_SUPPLIED INFORMATION:_
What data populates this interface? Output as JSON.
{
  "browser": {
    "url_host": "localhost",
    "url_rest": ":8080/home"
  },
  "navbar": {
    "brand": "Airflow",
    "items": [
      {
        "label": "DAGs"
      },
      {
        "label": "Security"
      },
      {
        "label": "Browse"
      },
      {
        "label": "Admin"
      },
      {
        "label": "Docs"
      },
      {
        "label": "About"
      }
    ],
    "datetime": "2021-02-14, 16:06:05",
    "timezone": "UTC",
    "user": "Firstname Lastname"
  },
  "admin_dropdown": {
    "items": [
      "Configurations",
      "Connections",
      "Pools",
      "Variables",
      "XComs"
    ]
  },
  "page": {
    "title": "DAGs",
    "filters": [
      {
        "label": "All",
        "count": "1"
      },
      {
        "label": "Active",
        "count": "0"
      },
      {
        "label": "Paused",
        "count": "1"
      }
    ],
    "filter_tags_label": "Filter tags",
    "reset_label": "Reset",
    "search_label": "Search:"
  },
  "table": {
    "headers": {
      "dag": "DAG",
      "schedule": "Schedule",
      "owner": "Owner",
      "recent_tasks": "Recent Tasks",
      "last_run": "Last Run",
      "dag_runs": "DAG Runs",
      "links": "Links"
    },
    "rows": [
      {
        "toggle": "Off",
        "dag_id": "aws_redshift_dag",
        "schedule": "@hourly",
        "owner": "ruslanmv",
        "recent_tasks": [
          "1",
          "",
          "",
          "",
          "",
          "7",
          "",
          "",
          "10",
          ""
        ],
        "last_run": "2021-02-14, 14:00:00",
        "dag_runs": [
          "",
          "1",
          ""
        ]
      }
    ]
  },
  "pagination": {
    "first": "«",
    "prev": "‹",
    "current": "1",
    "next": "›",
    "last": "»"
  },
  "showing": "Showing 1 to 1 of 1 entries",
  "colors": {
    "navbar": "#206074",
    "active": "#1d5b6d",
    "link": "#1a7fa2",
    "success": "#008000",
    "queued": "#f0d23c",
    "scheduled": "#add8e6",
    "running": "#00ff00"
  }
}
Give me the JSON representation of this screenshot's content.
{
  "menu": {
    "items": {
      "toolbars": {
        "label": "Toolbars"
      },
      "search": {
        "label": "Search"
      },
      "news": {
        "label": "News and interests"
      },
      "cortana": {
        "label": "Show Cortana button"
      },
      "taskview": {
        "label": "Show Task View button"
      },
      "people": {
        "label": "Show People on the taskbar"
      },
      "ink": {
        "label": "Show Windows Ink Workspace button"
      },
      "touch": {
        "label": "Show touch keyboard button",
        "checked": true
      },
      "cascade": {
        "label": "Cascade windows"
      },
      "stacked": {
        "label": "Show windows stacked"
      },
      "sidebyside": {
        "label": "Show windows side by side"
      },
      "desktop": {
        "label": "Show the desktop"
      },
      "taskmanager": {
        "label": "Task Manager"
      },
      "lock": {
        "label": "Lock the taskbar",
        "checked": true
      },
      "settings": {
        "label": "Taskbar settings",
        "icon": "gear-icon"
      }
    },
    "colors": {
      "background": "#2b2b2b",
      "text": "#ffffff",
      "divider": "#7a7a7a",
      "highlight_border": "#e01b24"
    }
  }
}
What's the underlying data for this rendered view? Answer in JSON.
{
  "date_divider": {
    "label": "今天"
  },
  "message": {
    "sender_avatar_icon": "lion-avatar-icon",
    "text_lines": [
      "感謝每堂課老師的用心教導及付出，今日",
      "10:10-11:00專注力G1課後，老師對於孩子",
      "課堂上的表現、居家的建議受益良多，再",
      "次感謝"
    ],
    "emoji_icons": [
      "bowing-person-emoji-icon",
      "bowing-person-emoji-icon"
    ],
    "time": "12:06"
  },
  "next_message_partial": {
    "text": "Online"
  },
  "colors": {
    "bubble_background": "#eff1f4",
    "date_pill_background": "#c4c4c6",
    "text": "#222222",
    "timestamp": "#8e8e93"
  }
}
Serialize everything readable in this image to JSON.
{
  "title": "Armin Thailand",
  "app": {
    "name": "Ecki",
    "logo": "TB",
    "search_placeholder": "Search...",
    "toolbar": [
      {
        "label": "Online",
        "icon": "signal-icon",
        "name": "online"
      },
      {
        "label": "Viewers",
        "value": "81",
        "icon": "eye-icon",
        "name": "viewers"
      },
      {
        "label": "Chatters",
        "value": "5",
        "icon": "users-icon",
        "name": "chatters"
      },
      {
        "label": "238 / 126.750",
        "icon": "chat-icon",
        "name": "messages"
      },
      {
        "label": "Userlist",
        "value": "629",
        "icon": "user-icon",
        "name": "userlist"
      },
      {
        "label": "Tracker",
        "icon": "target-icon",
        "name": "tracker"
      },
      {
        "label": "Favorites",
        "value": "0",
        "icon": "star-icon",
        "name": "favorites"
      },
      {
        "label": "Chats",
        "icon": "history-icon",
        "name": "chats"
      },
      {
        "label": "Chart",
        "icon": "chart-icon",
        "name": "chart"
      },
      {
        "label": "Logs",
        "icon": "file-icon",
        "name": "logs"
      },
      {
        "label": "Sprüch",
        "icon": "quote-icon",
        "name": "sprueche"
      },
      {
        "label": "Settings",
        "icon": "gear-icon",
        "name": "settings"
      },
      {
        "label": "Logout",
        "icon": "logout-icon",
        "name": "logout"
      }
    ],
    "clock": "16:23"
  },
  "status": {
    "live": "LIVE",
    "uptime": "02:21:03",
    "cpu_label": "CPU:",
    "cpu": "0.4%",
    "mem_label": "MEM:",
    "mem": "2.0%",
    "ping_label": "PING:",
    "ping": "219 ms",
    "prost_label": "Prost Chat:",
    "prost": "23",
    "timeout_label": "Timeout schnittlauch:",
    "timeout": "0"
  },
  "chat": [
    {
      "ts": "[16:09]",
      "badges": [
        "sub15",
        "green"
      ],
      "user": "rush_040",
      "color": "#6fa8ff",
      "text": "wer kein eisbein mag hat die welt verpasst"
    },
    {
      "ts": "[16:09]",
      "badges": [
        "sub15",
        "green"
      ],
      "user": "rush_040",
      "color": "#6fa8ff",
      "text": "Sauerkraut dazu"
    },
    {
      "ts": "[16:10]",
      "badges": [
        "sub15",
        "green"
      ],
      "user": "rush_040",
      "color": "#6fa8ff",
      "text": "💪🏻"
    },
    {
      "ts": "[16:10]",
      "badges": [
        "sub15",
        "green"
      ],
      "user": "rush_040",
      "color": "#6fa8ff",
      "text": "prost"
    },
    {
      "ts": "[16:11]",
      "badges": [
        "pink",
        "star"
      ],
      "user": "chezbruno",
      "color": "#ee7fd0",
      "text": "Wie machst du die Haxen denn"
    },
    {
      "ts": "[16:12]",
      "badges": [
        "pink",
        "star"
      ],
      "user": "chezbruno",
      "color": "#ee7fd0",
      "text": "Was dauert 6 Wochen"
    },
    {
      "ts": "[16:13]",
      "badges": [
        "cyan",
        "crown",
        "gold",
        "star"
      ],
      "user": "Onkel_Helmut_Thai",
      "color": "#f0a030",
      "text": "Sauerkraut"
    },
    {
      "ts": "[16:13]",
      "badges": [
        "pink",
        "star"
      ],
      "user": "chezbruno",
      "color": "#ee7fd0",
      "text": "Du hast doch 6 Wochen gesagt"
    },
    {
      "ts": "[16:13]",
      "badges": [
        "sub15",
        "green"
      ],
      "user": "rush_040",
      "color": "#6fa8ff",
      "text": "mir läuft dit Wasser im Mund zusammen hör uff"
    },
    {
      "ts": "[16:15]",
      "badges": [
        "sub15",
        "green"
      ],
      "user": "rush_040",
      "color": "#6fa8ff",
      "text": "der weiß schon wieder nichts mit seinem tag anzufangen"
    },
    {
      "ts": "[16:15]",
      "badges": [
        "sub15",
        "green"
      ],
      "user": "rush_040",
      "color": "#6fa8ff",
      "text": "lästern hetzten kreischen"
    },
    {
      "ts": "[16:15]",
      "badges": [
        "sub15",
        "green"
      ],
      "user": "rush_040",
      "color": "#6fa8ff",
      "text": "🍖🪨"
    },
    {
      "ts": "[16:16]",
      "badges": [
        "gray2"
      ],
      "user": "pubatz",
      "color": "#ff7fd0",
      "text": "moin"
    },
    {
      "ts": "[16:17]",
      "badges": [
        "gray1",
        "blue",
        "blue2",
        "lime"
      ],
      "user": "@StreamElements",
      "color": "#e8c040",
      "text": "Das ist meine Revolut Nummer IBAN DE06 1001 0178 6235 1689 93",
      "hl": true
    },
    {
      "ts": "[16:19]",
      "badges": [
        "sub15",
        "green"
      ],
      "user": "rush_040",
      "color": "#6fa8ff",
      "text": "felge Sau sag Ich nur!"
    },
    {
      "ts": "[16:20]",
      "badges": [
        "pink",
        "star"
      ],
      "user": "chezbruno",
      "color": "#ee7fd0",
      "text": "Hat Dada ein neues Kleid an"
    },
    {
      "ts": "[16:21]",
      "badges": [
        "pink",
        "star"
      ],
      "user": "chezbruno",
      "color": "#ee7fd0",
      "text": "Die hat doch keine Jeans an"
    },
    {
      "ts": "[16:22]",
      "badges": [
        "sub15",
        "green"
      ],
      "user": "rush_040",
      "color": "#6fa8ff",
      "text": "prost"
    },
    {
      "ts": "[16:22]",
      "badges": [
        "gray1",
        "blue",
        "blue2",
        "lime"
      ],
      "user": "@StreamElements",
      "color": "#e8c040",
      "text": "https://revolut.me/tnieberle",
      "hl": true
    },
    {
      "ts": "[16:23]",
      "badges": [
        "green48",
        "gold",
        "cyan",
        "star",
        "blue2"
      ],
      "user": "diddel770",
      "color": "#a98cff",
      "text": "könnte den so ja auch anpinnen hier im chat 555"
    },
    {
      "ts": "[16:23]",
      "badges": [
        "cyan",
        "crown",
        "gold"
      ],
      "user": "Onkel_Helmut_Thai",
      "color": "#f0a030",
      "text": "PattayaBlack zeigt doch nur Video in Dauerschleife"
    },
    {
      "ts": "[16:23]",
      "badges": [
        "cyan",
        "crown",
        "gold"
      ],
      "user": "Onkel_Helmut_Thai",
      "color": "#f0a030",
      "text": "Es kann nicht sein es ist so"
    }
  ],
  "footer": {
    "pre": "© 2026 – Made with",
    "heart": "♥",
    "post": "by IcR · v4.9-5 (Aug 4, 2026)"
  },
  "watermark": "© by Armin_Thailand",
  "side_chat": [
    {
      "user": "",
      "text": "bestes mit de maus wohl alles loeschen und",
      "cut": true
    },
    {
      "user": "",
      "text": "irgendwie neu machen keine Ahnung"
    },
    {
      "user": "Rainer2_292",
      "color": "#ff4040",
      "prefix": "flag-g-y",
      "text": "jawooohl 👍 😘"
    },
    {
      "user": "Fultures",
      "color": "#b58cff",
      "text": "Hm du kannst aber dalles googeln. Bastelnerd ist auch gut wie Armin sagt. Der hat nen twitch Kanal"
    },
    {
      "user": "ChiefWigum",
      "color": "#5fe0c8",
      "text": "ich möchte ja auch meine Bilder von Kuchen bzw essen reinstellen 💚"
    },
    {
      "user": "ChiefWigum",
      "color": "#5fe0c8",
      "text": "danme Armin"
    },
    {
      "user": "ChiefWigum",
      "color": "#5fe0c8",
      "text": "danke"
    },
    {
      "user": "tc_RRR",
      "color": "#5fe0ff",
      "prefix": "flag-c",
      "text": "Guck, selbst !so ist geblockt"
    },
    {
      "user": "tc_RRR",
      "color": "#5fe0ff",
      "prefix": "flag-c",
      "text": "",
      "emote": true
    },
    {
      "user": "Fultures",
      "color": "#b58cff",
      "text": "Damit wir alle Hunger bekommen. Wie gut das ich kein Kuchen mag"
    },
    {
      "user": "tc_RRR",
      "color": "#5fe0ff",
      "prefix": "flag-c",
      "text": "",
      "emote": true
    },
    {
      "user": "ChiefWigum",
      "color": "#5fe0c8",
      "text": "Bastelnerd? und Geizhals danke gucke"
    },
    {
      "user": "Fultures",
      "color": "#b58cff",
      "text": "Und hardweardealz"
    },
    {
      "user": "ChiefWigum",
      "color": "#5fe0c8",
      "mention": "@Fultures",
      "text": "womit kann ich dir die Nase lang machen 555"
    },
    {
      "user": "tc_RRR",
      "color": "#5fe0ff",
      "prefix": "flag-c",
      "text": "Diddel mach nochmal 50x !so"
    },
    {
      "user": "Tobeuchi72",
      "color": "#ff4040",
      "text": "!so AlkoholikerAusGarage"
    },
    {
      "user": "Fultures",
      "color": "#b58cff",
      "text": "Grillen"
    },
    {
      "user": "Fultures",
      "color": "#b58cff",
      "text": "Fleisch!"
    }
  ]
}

_WHAT IS ASKED:_
Extract every line above that contains the word "danke".

_WRITTEN RESPONSE:_
      "text": "danke"
      "text": "Bastelnerd? und Geizhals danke gucke"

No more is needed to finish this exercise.